Yönergeler
- 1) Seyahat planlaması metninden, "Zamanlama ne olmalı?" sözlerini içeren yerle başlayıp "belirmeye başlayacaktır kafanızda." sözleriyle biten kısmı olduğu gibi çıkarın.
- 2) Seyahat planlaması metninde tercih olarak sayılan konaklama türlerini sıralayın.

Seçilen bölüm

§ §

Eğer birden fazla ülkeye gidecekseniz birbirine yakın olması, aktarmalarda hem zaman hem de para kaybetmemeyi sağlıyor. Mesela sadece Schengen geçerli ülkelerle, vize istemeyen ülkeler birleştirilebilir. Böylece 2 ayrı vizeyle uğraşmamış olursunuz. Nereye gideceğinize karar vermek önemli… Çünkü bu, sizin yavaş yavaş hedefinize ulaşmanızı sağlayacak. Avrupa gideceğim değil de ben “Paris’e gitmek istiyorum” ya da Hindistan’a değil de “Varanasi’ye gitmek istiyorum” demek sanırım işinizi daha kolaylaştıracak.

Zamanlama ne olmalı?

Gideceğiniz ülke için en uygun zamanları bilmek gerekiyor. Bazı yerler, bazı mevsimlerde 10 saat yağmur alabilir, bazı yerler 35-40 derece olabilir, bazı yerlere o mevsimde o kadar kalabalıktır ki, adım bile atamazsınız. Tabi özel bir zamanda gitmeyi planlamıyorsanız. Karnaval, yılbaşı, festival vs… Ne zaman gideceğiniz kadar ne kadar kalacağınız da önemli. Bu durumda da bütçe konusu araya giriyor. Tatil tarzınız nedir? Otelde mi kalacaksınız, hostel mi yoksa apartman mı tercih edersiniz? Bunların fiyatlarını kontrol ettikten sonra aşağı yukarı bir zaman belirmeye başlayacaktır kafanızda.

§ §

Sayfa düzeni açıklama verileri
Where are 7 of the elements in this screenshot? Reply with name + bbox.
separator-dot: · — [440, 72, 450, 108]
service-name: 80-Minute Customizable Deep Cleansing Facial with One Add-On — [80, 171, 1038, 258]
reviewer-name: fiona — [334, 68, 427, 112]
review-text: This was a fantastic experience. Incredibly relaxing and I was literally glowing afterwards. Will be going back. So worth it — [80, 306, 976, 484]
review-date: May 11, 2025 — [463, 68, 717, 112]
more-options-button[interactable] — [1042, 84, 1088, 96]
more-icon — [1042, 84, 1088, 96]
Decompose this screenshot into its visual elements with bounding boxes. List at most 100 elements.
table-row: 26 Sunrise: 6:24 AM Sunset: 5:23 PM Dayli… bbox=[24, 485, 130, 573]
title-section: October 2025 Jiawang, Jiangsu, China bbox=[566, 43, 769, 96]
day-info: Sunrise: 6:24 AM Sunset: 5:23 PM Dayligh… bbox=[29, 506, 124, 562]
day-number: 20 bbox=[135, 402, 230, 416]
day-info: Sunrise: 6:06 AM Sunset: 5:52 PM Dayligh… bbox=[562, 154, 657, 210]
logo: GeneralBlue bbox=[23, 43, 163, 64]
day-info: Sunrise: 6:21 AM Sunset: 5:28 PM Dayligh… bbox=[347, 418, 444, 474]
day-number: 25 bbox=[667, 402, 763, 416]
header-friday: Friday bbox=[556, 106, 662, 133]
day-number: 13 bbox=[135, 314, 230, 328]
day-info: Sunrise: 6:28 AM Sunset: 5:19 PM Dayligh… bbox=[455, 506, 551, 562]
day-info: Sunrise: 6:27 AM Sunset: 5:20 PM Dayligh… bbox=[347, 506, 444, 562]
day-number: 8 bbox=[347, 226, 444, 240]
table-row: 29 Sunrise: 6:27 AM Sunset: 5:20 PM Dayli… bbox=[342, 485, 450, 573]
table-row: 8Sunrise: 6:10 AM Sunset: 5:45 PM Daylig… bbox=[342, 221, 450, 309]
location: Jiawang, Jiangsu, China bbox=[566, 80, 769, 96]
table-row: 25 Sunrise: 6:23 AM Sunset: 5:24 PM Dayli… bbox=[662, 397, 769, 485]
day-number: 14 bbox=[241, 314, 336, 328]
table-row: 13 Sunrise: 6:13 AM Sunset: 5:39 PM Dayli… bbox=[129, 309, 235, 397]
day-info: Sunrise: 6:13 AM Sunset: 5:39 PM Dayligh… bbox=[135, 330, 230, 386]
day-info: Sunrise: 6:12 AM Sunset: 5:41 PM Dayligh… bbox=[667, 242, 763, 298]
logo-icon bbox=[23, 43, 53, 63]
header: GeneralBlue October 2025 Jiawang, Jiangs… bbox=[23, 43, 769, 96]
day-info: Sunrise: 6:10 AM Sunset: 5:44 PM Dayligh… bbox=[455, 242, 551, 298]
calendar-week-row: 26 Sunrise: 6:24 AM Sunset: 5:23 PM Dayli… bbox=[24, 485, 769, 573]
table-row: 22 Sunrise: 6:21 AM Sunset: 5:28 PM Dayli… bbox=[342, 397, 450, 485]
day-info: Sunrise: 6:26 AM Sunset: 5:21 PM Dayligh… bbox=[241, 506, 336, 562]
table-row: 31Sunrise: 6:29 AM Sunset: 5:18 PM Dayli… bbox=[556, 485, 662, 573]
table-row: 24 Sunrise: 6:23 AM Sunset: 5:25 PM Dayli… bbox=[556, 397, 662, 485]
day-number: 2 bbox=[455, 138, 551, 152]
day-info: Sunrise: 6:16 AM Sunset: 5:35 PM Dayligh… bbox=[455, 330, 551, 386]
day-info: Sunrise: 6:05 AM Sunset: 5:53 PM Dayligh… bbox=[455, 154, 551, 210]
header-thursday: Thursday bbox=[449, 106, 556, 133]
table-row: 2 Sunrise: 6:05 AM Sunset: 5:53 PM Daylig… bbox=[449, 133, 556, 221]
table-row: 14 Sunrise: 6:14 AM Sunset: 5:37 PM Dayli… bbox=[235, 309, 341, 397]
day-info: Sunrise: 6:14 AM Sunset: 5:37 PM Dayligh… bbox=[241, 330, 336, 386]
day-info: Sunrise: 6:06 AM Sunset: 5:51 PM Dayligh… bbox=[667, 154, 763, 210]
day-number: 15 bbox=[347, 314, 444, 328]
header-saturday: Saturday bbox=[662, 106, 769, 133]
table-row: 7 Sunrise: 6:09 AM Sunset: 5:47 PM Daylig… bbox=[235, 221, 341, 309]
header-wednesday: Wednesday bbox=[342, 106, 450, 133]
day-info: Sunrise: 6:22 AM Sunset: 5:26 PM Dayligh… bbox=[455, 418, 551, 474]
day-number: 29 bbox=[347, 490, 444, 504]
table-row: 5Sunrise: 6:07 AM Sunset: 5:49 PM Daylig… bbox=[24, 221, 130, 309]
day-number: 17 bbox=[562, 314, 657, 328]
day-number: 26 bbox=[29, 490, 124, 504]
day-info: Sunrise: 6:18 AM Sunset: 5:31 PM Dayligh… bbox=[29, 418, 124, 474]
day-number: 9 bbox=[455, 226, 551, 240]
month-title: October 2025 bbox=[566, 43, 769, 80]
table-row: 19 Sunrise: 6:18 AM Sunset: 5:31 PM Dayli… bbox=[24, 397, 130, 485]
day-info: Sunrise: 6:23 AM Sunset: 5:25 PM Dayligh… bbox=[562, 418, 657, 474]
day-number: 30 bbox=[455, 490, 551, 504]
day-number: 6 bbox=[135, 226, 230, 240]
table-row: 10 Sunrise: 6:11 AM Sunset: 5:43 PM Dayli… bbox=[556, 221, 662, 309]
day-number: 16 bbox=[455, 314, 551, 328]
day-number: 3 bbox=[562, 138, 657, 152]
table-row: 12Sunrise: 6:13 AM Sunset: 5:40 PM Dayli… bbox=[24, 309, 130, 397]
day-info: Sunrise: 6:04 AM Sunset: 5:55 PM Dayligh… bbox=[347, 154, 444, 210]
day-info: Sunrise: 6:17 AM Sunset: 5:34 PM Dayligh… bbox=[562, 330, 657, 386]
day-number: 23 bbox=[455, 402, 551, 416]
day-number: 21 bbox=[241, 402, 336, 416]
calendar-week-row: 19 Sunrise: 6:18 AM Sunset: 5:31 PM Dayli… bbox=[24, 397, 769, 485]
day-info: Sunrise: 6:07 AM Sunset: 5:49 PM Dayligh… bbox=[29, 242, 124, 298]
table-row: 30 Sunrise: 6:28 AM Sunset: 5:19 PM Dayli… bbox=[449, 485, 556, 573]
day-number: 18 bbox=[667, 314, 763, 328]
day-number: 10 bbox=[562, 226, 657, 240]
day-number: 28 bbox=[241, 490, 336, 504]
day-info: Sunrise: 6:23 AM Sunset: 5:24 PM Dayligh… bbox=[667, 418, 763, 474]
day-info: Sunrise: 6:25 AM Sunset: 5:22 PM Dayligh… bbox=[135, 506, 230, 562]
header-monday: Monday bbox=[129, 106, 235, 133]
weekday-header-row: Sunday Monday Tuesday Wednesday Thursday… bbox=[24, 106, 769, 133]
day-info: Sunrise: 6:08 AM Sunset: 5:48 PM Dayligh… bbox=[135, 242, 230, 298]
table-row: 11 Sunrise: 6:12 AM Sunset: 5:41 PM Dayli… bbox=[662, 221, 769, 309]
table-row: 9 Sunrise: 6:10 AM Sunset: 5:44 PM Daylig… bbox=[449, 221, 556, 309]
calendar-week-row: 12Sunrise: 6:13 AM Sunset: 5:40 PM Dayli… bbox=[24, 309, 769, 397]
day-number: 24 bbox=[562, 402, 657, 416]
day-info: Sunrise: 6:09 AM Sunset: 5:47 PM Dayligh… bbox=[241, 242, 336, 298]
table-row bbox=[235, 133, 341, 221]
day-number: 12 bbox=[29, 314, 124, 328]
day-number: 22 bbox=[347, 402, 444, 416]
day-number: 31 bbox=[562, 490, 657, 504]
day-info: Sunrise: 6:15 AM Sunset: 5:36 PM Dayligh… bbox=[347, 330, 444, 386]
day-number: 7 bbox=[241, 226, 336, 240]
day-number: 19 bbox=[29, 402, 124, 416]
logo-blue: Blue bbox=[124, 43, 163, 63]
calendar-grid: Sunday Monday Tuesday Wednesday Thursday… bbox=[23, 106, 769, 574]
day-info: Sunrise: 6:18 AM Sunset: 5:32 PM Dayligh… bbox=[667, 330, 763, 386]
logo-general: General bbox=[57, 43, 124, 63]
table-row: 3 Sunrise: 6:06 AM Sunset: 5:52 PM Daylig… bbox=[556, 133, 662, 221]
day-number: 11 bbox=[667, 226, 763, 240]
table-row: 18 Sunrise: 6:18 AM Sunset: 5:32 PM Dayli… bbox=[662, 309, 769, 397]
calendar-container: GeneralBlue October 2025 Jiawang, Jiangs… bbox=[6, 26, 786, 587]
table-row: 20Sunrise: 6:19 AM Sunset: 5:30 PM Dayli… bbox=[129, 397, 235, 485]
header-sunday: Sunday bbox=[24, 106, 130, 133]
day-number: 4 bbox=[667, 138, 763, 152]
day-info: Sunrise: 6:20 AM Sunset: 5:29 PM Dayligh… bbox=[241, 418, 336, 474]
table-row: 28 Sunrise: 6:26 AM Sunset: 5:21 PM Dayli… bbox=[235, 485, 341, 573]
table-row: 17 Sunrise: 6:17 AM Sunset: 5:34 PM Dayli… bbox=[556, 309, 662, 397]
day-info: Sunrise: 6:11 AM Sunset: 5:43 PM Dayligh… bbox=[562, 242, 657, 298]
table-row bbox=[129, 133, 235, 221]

§ §

Sonuçlar
- 1)
Zamanlama ne olmalı?

Gideceğiniz ülke için en uygun zamanları bilmek gerekiyor. Bazı yerler, bazı mevsimlerde 10 saat yağmur alabilir, bazı yerler 35-40 derece olabilir, bazı yerlere o mevsimde o kadar kalabalıktır ki, adım bile atamazsınız. Tabi özel bir zamanda gitmeyi planlamıyorsanız. Karnaval, yılbaşı, festival vs… Ne zaman gideceğiniz kadar ne kadar kalacağınız da önemli. Bu durumda da bütçe konusu araya giriyor. Tatil tarzınız nedir? Otelde mi kalacaksınız, hostel mi yoksa apartman mı tercih edersiniz? Bunların fiyatlarını kontrol ettikten sonra aşağı yukarı bir zaman belirmeye başlayacaktır kafanızda.

- 2)
- Otel
- Hostel
- Apartman